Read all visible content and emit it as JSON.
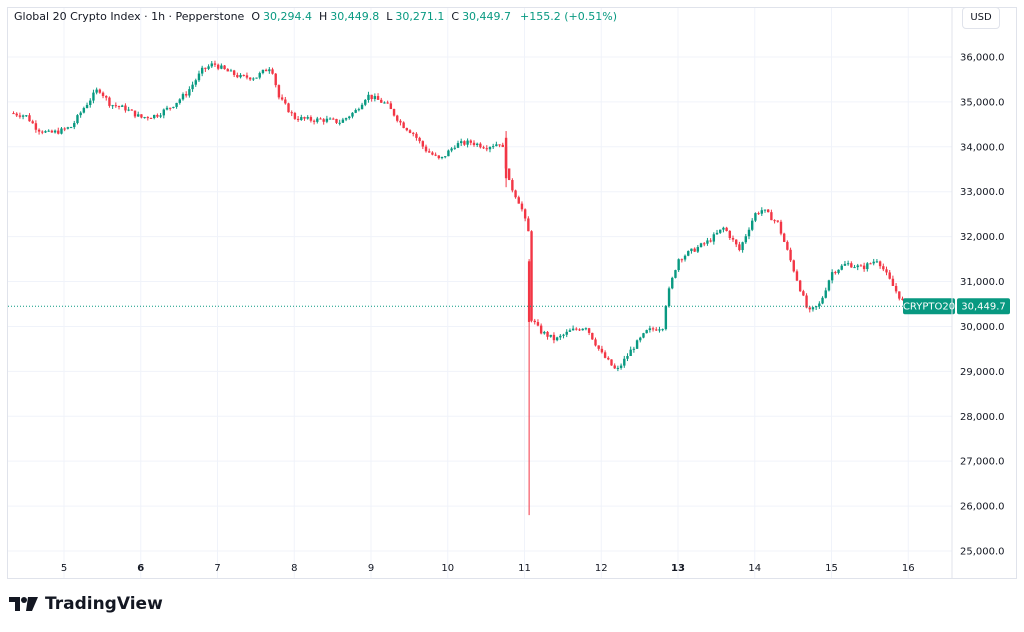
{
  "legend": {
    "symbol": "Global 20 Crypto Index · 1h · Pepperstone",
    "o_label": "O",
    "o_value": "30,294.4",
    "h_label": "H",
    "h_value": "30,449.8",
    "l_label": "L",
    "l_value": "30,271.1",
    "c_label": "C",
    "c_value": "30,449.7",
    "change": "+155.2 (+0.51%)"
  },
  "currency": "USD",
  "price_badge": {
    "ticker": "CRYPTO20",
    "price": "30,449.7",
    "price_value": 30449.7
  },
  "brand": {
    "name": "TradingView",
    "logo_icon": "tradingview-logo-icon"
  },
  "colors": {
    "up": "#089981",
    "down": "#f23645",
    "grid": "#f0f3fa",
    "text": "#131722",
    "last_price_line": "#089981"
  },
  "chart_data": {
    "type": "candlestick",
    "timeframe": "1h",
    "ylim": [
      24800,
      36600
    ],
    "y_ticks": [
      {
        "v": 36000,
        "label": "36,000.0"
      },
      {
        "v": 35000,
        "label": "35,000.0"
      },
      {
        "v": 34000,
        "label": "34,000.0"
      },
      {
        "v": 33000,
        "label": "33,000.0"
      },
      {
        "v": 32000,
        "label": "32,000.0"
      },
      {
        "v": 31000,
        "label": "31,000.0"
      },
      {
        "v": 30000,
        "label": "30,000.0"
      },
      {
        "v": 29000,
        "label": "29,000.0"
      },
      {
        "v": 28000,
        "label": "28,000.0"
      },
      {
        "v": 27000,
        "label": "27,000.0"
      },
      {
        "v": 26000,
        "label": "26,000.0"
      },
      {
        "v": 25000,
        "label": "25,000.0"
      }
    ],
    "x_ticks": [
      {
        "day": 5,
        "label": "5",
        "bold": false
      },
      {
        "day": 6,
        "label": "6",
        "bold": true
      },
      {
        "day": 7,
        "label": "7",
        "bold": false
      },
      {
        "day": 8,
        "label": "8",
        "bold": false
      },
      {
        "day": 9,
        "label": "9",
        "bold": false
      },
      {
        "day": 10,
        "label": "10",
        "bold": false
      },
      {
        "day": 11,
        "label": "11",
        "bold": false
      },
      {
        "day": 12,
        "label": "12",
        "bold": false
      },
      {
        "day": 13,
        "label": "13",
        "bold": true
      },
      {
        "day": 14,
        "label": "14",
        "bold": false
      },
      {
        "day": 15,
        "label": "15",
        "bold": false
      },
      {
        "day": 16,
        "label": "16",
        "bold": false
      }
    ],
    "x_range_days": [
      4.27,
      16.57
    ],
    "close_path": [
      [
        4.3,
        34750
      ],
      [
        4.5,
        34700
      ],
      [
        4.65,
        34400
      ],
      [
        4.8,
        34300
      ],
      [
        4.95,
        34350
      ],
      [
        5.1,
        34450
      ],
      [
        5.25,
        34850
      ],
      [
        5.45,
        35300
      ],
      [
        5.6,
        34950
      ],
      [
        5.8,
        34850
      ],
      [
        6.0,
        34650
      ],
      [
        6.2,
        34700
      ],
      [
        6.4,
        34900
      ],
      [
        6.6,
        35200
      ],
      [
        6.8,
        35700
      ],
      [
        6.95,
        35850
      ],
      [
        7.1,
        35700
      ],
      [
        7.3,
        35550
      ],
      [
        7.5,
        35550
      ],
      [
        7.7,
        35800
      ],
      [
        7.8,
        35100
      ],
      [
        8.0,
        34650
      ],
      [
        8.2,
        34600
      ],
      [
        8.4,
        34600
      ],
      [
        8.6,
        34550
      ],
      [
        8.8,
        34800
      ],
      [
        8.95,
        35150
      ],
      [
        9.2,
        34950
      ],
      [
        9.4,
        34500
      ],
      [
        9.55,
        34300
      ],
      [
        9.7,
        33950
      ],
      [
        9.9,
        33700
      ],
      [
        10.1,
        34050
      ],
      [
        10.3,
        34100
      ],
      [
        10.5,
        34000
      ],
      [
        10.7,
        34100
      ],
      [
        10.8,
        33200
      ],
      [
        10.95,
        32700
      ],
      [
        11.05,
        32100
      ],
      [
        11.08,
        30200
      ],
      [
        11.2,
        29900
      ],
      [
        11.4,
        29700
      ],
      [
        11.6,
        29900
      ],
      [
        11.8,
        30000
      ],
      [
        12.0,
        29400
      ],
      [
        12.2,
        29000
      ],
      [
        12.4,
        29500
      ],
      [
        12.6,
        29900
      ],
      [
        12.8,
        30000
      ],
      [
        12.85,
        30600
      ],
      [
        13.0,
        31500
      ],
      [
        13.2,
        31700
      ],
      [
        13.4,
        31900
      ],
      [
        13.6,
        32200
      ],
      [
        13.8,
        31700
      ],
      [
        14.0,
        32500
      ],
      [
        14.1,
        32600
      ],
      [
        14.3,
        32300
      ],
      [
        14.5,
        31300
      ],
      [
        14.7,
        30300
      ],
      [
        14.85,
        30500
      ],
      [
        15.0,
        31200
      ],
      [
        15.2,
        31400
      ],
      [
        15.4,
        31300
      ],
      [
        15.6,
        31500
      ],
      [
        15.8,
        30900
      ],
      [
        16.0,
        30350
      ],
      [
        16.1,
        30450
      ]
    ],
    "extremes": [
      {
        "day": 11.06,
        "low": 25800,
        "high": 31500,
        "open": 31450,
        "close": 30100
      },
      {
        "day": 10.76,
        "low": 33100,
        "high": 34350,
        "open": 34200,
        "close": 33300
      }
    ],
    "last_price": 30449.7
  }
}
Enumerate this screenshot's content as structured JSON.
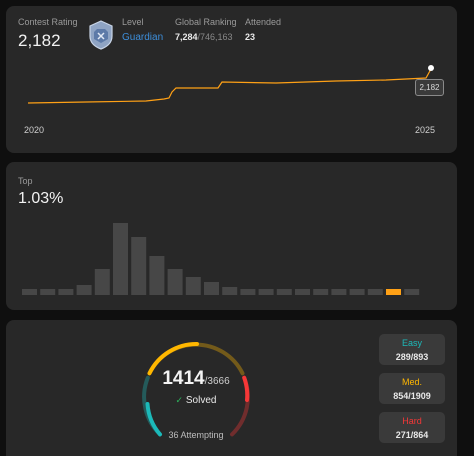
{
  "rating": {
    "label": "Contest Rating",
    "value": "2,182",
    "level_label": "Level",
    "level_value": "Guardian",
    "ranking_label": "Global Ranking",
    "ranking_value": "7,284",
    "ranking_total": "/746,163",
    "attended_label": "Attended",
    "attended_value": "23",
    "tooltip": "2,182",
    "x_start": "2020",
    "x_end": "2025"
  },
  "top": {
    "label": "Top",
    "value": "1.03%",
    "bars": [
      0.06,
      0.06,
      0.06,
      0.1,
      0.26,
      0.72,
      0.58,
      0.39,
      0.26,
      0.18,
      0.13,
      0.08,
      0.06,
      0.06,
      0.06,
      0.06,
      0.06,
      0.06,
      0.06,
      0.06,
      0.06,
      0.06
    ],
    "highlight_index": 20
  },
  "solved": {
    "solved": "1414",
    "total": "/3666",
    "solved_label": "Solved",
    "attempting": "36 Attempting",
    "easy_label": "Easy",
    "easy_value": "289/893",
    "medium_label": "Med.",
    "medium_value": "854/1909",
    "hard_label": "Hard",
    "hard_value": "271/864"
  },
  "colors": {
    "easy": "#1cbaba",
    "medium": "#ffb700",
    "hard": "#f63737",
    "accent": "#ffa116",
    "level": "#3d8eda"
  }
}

◇ ◇ ◇

YOUR TASK: Return all lines containing "content".

SOLUTION:
Read all visible content and emit it as JSON.
Enumerate this screenshot's content as structured JSON.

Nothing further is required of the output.